→ Items:
<<<<

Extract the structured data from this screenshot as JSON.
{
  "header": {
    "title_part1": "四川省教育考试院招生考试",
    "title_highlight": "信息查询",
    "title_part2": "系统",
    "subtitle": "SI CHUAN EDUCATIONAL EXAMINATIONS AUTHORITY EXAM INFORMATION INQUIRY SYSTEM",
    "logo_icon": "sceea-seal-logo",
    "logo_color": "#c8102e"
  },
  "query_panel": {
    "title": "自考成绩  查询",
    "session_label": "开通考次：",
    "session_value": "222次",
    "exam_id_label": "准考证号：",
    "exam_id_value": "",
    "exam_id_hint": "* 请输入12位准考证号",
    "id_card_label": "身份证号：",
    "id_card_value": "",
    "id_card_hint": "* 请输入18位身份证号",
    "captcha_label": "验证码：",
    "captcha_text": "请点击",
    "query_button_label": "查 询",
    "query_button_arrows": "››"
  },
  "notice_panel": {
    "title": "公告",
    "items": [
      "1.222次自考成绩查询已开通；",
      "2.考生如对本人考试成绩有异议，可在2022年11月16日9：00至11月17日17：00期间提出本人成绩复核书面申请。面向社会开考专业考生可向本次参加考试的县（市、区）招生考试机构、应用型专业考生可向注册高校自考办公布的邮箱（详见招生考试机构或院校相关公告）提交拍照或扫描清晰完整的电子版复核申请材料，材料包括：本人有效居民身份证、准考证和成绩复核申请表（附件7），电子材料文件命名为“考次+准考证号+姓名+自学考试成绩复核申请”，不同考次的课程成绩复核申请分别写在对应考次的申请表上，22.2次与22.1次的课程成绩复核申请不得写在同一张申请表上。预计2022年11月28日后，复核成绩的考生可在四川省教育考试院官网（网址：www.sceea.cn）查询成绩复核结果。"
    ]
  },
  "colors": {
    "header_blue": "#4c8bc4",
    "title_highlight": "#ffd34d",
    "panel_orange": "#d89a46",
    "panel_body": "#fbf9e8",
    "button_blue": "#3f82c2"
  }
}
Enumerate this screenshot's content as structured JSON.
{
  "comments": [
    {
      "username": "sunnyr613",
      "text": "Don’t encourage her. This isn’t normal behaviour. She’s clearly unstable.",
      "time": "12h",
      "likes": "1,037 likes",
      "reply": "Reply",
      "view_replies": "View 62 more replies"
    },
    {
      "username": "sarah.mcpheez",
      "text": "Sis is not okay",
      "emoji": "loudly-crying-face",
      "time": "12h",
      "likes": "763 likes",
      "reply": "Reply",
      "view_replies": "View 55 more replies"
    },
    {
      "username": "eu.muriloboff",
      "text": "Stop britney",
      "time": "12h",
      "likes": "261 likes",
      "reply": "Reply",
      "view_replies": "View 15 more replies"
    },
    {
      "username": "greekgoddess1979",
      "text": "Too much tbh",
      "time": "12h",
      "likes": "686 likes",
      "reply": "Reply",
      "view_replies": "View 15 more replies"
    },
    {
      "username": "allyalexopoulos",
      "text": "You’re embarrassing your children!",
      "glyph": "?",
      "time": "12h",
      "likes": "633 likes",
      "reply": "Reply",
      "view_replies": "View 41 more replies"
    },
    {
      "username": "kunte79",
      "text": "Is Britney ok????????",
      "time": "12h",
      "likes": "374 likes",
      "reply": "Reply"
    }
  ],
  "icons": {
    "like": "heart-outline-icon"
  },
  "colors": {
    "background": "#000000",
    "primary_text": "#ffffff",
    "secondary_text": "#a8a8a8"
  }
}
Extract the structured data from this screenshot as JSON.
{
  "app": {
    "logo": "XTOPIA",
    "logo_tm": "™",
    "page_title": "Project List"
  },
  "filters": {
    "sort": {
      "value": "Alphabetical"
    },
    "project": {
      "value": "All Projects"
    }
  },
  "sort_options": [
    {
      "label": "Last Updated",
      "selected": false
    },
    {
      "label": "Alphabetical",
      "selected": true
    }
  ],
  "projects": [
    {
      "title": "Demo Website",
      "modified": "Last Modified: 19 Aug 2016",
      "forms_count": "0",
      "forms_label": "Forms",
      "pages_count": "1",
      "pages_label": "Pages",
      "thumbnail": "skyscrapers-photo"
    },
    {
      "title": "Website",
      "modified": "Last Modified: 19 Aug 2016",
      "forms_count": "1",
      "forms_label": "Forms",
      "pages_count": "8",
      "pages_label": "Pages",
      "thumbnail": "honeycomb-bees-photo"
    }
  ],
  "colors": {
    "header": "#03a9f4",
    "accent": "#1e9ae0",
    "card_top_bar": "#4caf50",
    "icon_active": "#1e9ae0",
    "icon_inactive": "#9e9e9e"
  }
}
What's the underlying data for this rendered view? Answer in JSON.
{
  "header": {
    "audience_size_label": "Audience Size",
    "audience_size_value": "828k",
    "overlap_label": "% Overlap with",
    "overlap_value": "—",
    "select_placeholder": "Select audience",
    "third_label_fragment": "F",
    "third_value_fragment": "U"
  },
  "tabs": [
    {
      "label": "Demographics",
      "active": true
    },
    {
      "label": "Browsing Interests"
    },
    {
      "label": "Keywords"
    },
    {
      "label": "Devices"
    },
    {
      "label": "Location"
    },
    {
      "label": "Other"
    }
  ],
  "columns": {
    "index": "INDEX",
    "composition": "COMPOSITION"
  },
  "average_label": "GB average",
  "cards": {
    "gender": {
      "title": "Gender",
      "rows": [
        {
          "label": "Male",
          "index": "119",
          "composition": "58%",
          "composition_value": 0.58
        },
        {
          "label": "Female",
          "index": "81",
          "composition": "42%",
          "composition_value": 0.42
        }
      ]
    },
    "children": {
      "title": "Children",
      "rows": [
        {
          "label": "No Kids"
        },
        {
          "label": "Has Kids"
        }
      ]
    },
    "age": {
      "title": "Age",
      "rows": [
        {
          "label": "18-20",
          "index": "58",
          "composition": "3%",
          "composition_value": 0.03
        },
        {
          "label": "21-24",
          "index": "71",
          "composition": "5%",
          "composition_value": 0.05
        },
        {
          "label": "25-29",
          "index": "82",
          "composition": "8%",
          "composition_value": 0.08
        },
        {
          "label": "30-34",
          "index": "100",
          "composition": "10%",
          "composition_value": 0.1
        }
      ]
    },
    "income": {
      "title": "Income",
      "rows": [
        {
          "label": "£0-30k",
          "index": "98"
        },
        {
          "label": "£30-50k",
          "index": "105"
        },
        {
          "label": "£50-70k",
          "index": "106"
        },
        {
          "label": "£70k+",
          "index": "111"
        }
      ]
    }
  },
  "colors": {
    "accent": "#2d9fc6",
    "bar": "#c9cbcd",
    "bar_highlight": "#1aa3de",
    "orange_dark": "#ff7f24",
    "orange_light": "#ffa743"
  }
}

>>>>

→ Instructions for the task:
Print all of the data exactly as it was given.

→ Answer for this exercise:
Extract the structured data from this screenshot as JSON.
{
  "header": {
    "title_part1": "四川省教育考试院招生考试",
    "title_highlight": "信息查询",
    "title_part2": "系统",
    "subtitle": "SI CHUAN EDUCATIONAL EXAMINATIONS AUTHORITY EXAM INFORMATION INQUIRY SYSTEM",
    "logo_icon": "sceea-seal-logo",
    "logo_color": "#c8102e"
  },
  "query_panel": {
    "title": "自考成绩  查询",
    "session_label": "开通考次：",
    "session_value": "222次",
    "exam_id_label": "准考证号：",
    "exam_id_value": "",
    "exam_id_hint": "* 请输入12位准考证号",
    "id_card_label": "身份证号：",
    "id_card_value": "",
    "id_card_hint": "* 请输入18位身份证号",
    "captcha_label": "验证码：",
    "captcha_text": "请点击",
    "query_button_label": "查 询",
    "query_button_arrows": "››"
  },
  "notice_panel": {
    "title": "公告",
    "items": [
      "1.222次自考成绩查询已开通；",
      "2.考生如对本人考试成绩有异议，可在2022年11月16日9：00至11月17日17：00期间提出本人成绩复核书面申请。面向社会开考专业考生可向本次参加考试的县（市、区）招生考试机构、应用型专业考生可向注册高校自考办公布的邮箱（详见招生考试机构或院校相关公告）提交拍照或扫描清晰完整的电子版复核申请材料，材料包括：本人有效居民身份证、准考证和成绩复核申请表（附件7），电子材料文件命名为“考次+准考证号+姓名+自学考试成绩复核申请”，不同考次的课程成绩复核申请分别写在对应考次的申请表上，22.2次与22.1次的课程成绩复核申请不得写在同一张申请表上。预计2022年11月28日后，复核成绩的考生可在四川省教育考试院官网（网址：www.sceea.cn）查询成绩复核结果。"
    ]
  },
  "colors": {
    "header_blue": "#4c8bc4",
    "title_highlight": "#ffd34d",
    "panel_orange": "#d89a46",
    "panel_body": "#fbf9e8",
    "button_blue": "#3f82c2"
  }
}
Enumerate this screenshot's content as structured JSON.
{
  "comments": [
    {
      "username": "sunnyr613",
      "text": "Don’t encourage her. This isn’t normal behaviour. She’s clearly unstable.",
      "time": "12h",
      "likes": "1,037 likes",
      "reply": "Reply",
      "view_replies": "View 62 more replies"
    },
    {
      "username": "sarah.mcpheez",
      "text": "Sis is not okay",
      "emoji": "loudly-crying-face",
      "time": "12h",
      "likes": "763 likes",
      "reply": "Reply",
      "view_replies": "View 55 more replies"
    },
    {
      "username": "eu.muriloboff",
      "text": "Stop britney",
      "time": "12h",
      "likes": "261 likes",
      "reply": "Reply",
      "view_replies": "View 15 more replies"
    },
    {
      "username": "greekgoddess1979",
      "text": "Too much tbh",
      "time": "12h",
      "likes": "686 likes",
      "reply": "Reply",
      "view_replies": "View 15 more replies"
    },
    {
      "username": "allyalexopoulos",
      "text": "You’re embarrassing your children!",
      "glyph": "?",
      "time": "12h",
      "likes": "633 likes",
      "reply": "Reply",
      "view_replies": "View 41 more replies"
    },
    {
      "username": "kunte79",
      "text": "Is Britney ok????????",
      "time": "12h",
      "likes": "374 likes",
      "reply": "Reply"
    }
  ],
  "icons": {
    "like": "heart-outline-icon"
  },
  "colors": {
    "background": "#000000",
    "primary_text": "#ffffff",
    "secondary_text": "#a8a8a8"
  }
}
Extract the structured data from this screenshot as JSON.
{
  "app": {
    "logo": "XTOPIA",
    "logo_tm": "™",
    "page_title": "Project List"
  },
  "filters": {
    "sort": {
      "value": "Alphabetical"
    },
    "project": {
      "value": "All Projects"
    }
  },
  "sort_options": [
    {
      "label": "Last Updated",
      "selected": false
    },
    {
      "label": "Alphabetical",
      "selected": true
    }
  ],
  "projects": [
    {
      "title": "Demo Website",
      "modified": "Last Modified: 19 Aug 2016",
      "forms_count": "0",
      "forms_label": "Forms",
      "pages_count": "1",
      "pages_label": "Pages",
      "thumbnail": "skyscrapers-photo"
    },
    {
      "title": "Website",
      "modified": "Last Modified: 19 Aug 2016",
      "forms_count": "1",
      "forms_label": "Forms",
      "pages_count": "8",
      "pages_label": "Pages",
      "thumbnail": "honeycomb-bees-photo"
    }
  ],
  "colors": {
    "header": "#03a9f4",
    "accent": "#1e9ae0",
    "card_top_bar": "#4caf50",
    "icon_active": "#1e9ae0",
    "icon_inactive": "#9e9e9e"
  }
}
What's the underlying data for this rendered view? Answer in JSON.
{
  "header": {
    "audience_size_label": "Audience Size",
    "audience_size_value": "828k",
    "overlap_label": "% Overlap with",
    "overlap_value": "—",
    "select_placeholder": "Select audience",
    "third_label_fragment": "F",
    "third_value_fragment": "U"
  },
  "tabs": [
    {
      "label": "Demographics",
      "active": true
    },
    {
      "label": "Browsing Interests"
    },
    {
      "label": "Keywords"
    },
    {
      "label": "Devices"
    },
    {
      "label": "Location"
    },
    {
      "label": "Other"
    }
  ],
  "columns": {
    "index": "INDEX",
    "composition": "COMPOSITION"
  },
  "average_label": "GB average",
  "cards": {
    "gender": {
      "title": "Gender",
      "rows": [
        {
          "label": "Male",
          "index": "119",
          "composition": "58%",
          "composition_value": 0.58
        },
        {
          "label": "Female",
          "index": "81",
          "composition": "42%",
          "composition_value": 0.42
        }
      ]
    },
    "children": {
      "title": "Children",
      "rows": [
        {
          "label": "No Kids"
        },
        {
          "label": "Has Kids"
        }
      ]
    },
    "age": {
      "title": "Age",
      "rows": [
        {
          "label": "18-20",
          "index": "58",
          "composition": "3%",
          "composition_value": 0.03
        },
        {
          "label": "21-24",
          "index": "71",
          "composition": "5%",
          "composition_value": 0.05
        },
        {
          "label": "25-29",
          "index": "82",
          "composition": "8%",
          "composition_value": 0.08
        },
        {
          "label": "30-34",
          "index": "100",
          "composition": "10%",
          "composition_value": 0.1
        }
      ]
    },
    "income": {
      "title": "Income",
      "rows": [
        {
          "label": "£0-30k",
          "index": "98"
        },
        {
          "label": "£30-50k",
          "index": "105"
        },
        {
          "label": "£50-70k",
          "index": "106"
        },
        {
          "label": "£70k+",
          "index": "111"
        }
      ]
    }
  },
  "colors": {
    "accent": "#2d9fc6",
    "bar": "#c9cbcd",
    "bar_highlight": "#1aa3de",
    "orange_dark": "#ff7f24",
    "orange_light": "#ffa743"
  }
}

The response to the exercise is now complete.